The task – Set down each line of the material that follows, exactly, with no pictures.

Records from a collection of figures:
--- Start ---
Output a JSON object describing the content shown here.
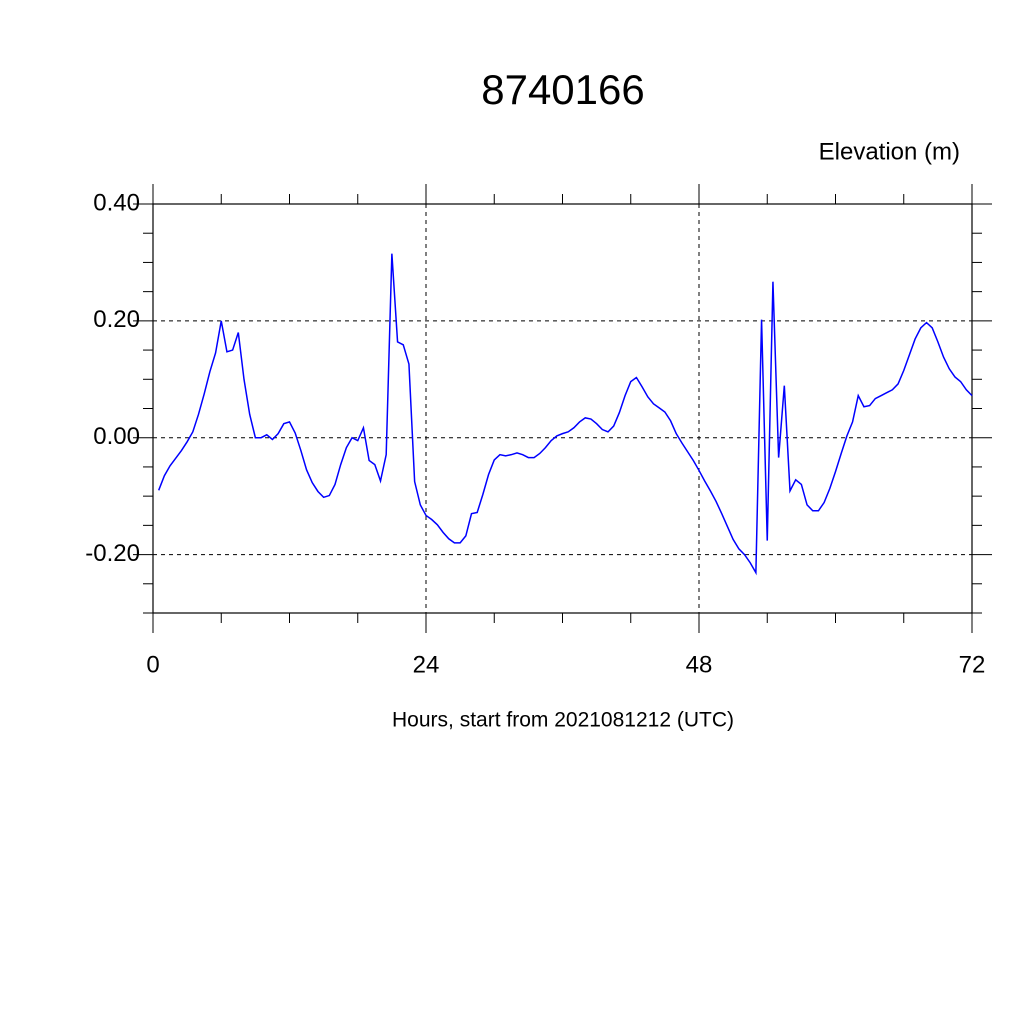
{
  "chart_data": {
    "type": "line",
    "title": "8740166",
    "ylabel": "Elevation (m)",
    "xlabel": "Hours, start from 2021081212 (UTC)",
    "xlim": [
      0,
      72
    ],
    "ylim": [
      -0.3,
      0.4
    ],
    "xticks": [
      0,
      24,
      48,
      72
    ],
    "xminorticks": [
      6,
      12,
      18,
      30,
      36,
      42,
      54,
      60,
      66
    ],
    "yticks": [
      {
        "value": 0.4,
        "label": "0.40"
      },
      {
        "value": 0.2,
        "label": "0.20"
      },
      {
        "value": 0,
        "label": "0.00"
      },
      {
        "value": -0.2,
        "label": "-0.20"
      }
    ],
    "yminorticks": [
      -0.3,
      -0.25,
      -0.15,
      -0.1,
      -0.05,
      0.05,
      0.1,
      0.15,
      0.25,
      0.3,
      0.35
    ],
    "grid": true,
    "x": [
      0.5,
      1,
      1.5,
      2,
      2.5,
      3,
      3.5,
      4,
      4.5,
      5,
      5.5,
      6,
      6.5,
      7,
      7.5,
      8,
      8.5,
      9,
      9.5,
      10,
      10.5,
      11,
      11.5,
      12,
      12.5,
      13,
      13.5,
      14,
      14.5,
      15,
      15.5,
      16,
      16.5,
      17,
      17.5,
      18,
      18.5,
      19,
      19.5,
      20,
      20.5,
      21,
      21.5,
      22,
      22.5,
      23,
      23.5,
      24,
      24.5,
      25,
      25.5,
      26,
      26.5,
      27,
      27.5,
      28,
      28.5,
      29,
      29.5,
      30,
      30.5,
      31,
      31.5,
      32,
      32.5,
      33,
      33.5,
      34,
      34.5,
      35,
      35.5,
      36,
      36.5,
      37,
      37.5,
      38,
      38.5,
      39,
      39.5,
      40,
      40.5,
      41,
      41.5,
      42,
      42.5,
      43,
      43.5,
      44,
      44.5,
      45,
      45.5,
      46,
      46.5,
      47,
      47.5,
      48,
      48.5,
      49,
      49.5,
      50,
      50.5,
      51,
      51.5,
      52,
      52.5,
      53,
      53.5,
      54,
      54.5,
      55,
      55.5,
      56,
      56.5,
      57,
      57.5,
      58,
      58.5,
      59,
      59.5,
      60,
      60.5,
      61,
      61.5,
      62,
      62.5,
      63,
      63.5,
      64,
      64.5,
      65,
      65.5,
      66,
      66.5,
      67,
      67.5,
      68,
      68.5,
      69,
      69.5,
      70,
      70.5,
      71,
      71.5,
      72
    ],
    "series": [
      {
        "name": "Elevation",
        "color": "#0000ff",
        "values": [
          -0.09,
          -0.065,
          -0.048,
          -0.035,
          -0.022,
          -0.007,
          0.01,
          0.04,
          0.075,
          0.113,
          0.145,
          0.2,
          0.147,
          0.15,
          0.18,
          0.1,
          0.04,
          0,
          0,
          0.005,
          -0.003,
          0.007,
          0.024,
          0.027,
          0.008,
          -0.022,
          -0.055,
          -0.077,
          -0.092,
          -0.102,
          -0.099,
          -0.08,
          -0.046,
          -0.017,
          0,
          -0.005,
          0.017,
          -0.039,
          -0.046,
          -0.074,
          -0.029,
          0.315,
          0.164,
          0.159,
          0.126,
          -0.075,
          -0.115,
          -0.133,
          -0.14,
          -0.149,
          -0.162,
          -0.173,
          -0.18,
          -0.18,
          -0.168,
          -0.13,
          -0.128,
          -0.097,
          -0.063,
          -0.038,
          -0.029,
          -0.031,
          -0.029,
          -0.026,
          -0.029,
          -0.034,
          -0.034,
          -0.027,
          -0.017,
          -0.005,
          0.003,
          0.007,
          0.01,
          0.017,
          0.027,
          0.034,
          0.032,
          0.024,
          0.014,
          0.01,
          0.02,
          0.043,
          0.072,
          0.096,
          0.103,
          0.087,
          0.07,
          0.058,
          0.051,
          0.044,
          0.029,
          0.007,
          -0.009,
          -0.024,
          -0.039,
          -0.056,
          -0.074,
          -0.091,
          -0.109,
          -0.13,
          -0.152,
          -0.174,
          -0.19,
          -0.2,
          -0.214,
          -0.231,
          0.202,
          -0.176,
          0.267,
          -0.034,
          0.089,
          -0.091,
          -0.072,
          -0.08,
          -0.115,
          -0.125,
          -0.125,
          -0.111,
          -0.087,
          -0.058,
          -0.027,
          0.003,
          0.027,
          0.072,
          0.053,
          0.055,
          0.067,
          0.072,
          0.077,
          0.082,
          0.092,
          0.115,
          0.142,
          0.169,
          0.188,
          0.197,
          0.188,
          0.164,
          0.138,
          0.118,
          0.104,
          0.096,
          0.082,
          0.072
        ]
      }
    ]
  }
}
--- End ---
Solution for this problem –
Output a JSON object describing the content shown here.
{
  "chart_data": {
    "type": "line",
    "title": "8740166",
    "ylabel": "Elevation (m)",
    "xlabel": "Hours, start from 2021081212 (UTC)",
    "xlim": [
      0,
      72
    ],
    "ylim": [
      -0.3,
      0.4
    ],
    "xticks": [
      0,
      24,
      48,
      72
    ],
    "xminorticks": [
      6,
      12,
      18,
      30,
      36,
      42,
      54,
      60,
      66
    ],
    "yticks": [
      {
        "value": 0.4,
        "label": "0.40"
      },
      {
        "value": 0.2,
        "label": "0.20"
      },
      {
        "value": 0,
        "label": "0.00"
      },
      {
        "value": -0.2,
        "label": "-0.20"
      }
    ],
    "yminorticks": [
      -0.3,
      -0.25,
      -0.15,
      -0.1,
      -0.05,
      0.05,
      0.1,
      0.15,
      0.25,
      0.3,
      0.35
    ],
    "grid": true,
    "x": [
      0.5,
      1,
      1.5,
      2,
      2.5,
      3,
      3.5,
      4,
      4.5,
      5,
      5.5,
      6,
      6.5,
      7,
      7.5,
      8,
      8.5,
      9,
      9.5,
      10,
      10.5,
      11,
      11.5,
      12,
      12.5,
      13,
      13.5,
      14,
      14.5,
      15,
      15.5,
      16,
      16.5,
      17,
      17.5,
      18,
      18.5,
      19,
      19.5,
      20,
      20.5,
      21,
      21.5,
      22,
      22.5,
      23,
      23.5,
      24,
      24.5,
      25,
      25.5,
      26,
      26.5,
      27,
      27.5,
      28,
      28.5,
      29,
      29.5,
      30,
      30.5,
      31,
      31.5,
      32,
      32.5,
      33,
      33.5,
      34,
      34.5,
      35,
      35.5,
      36,
      36.5,
      37,
      37.5,
      38,
      38.5,
      39,
      39.5,
      40,
      40.5,
      41,
      41.5,
      42,
      42.5,
      43,
      43.5,
      44,
      44.5,
      45,
      45.5,
      46,
      46.5,
      47,
      47.5,
      48,
      48.5,
      49,
      49.5,
      50,
      50.5,
      51,
      51.5,
      52,
      52.5,
      53,
      53.5,
      54,
      54.5,
      55,
      55.5,
      56,
      56.5,
      57,
      57.5,
      58,
      58.5,
      59,
      59.5,
      60,
      60.5,
      61,
      61.5,
      62,
      62.5,
      63,
      63.5,
      64,
      64.5,
      65,
      65.5,
      66,
      66.5,
      67,
      67.5,
      68,
      68.5,
      69,
      69.5,
      70,
      70.5,
      71,
      71.5,
      72
    ],
    "series": [
      {
        "name": "Elevation",
        "color": "#0000ff",
        "values": [
          -0.09,
          -0.065,
          -0.048,
          -0.035,
          -0.022,
          -0.007,
          0.01,
          0.04,
          0.075,
          0.113,
          0.145,
          0.2,
          0.147,
          0.15,
          0.18,
          0.1,
          0.04,
          0,
          0,
          0.005,
          -0.003,
          0.007,
          0.024,
          0.027,
          0.008,
          -0.022,
          -0.055,
          -0.077,
          -0.092,
          -0.102,
          -0.099,
          -0.08,
          -0.046,
          -0.017,
          0,
          -0.005,
          0.017,
          -0.039,
          -0.046,
          -0.074,
          -0.029,
          0.315,
          0.164,
          0.159,
          0.126,
          -0.075,
          -0.115,
          -0.133,
          -0.14,
          -0.149,
          -0.162,
          -0.173,
          -0.18,
          -0.18,
          -0.168,
          -0.13,
          -0.128,
          -0.097,
          -0.063,
          -0.038,
          -0.029,
          -0.031,
          -0.029,
          -0.026,
          -0.029,
          -0.034,
          -0.034,
          -0.027,
          -0.017,
          -0.005,
          0.003,
          0.007,
          0.01,
          0.017,
          0.027,
          0.034,
          0.032,
          0.024,
          0.014,
          0.01,
          0.02,
          0.043,
          0.072,
          0.096,
          0.103,
          0.087,
          0.07,
          0.058,
          0.051,
          0.044,
          0.029,
          0.007,
          -0.009,
          -0.024,
          -0.039,
          -0.056,
          -0.074,
          -0.091,
          -0.109,
          -0.13,
          -0.152,
          -0.174,
          -0.19,
          -0.2,
          -0.214,
          -0.231,
          0.202,
          -0.176,
          0.267,
          -0.034,
          0.089,
          -0.091,
          -0.072,
          -0.08,
          -0.115,
          -0.125,
          -0.125,
          -0.111,
          -0.087,
          -0.058,
          -0.027,
          0.003,
          0.027,
          0.072,
          0.053,
          0.055,
          0.067,
          0.072,
          0.077,
          0.082,
          0.092,
          0.115,
          0.142,
          0.169,
          0.188,
          0.197,
          0.188,
          0.164,
          0.138,
          0.118,
          0.104,
          0.096,
          0.082,
          0.072
        ]
      }
    ]
  }
}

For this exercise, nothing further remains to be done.